From the listing below, return each line that includes "Accumulated".

● Dataset records
-.-.-
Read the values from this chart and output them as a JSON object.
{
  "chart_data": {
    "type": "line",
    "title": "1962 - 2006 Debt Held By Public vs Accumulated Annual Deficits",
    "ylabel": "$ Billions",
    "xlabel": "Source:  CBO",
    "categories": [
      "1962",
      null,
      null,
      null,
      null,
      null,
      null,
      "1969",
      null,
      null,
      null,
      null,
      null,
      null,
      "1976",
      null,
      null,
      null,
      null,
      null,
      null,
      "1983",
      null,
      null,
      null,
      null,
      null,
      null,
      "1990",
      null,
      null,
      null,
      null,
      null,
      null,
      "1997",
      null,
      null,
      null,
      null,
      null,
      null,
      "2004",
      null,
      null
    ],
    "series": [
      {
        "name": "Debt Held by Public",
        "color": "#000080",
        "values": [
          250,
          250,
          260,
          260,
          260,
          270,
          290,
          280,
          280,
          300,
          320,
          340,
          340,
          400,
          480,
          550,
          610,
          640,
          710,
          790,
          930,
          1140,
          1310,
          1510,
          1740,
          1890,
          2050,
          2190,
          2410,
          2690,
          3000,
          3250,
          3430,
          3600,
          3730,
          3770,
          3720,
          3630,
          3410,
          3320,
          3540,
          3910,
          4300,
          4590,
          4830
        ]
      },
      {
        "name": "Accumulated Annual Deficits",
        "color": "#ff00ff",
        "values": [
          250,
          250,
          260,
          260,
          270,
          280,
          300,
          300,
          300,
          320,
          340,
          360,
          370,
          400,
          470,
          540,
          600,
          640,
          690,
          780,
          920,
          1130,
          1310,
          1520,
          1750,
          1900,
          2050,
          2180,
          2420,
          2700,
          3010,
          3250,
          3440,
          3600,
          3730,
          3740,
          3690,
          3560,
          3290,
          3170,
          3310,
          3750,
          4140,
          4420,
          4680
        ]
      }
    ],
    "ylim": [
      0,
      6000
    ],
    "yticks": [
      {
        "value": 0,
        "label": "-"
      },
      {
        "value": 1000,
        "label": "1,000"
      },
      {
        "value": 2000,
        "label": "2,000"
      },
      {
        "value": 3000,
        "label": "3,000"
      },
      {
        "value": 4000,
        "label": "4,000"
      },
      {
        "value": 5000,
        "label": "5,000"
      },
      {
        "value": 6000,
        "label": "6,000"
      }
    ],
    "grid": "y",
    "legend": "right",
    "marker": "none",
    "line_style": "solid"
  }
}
-.-.-
● Complete response
    "title": "1962 - 2006 Debt Held By Public vs Accumulated Annual Deficits",
        "name": "Accumulated Annual Deficits",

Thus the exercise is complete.